Figure data in JSON:
====================

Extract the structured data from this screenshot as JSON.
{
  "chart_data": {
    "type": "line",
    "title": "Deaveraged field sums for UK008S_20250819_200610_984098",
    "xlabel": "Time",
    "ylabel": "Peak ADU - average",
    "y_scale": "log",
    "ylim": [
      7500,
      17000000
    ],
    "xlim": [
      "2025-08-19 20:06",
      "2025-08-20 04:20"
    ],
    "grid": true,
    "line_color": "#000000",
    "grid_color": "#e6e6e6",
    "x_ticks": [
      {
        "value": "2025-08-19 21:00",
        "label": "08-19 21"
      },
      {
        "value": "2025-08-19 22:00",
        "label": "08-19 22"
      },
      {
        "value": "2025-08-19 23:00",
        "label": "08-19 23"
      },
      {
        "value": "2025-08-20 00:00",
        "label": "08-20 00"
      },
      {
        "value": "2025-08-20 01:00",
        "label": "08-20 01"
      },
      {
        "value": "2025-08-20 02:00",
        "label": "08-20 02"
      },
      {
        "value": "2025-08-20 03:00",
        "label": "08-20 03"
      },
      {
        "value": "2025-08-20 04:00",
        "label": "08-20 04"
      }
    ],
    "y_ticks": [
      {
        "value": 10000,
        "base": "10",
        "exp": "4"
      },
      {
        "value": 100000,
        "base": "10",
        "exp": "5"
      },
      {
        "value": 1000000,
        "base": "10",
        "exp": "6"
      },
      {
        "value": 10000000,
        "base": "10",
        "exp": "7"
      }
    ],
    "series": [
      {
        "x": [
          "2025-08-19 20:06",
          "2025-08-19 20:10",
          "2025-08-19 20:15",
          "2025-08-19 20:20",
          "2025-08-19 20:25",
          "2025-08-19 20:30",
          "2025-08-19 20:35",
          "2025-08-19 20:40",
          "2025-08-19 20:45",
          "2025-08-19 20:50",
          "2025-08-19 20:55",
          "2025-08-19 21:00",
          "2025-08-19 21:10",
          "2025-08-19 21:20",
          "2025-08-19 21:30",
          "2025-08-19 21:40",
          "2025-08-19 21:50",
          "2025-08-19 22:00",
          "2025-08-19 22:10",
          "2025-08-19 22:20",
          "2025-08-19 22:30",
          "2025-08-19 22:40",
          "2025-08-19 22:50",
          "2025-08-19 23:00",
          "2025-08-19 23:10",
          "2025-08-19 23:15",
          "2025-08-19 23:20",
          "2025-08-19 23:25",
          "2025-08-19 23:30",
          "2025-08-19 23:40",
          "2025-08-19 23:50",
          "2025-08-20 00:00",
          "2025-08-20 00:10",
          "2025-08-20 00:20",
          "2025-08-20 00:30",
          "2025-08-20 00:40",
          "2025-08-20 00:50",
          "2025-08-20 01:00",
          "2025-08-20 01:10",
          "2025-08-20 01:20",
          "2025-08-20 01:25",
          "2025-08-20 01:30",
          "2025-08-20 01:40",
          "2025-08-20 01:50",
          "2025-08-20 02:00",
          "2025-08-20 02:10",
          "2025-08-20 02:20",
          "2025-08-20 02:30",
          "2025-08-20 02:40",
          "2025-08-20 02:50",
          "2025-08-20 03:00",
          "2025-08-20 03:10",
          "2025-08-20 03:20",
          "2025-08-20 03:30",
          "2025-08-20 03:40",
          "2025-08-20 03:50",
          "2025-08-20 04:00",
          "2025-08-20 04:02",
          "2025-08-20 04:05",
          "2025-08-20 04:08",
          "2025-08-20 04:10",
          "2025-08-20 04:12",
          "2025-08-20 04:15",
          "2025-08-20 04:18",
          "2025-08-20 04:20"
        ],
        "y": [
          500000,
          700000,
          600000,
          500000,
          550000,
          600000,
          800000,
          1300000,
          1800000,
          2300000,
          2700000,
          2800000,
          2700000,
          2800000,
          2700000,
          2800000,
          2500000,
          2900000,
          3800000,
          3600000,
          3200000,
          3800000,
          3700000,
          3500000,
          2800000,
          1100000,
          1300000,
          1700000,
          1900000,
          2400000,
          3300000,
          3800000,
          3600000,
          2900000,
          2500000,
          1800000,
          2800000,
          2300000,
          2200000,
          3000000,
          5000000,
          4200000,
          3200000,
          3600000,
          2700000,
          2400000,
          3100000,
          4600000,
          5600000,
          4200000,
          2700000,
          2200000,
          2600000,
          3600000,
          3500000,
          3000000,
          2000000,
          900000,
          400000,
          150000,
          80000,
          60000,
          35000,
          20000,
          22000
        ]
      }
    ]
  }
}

====================

PROBLEM TO WORK ON: In the records, locate each line holding the string "value" and copy it.

THE RESPONSE:
        "value": "2025-08-19 21:00",
        "value": "2025-08-19 22:00",
        "value": "2025-08-19 23:00",
        "value": "2025-08-20 00:00",
        "value": "2025-08-20 01:00",
        "value": "2025-08-20 02:00",
        "value": "2025-08-20 03:00",
        "value": "2025-08-20 04:00",
        "value": 10000,
        "value": 100000,
        "value": 1000000,
        "value": 10000000,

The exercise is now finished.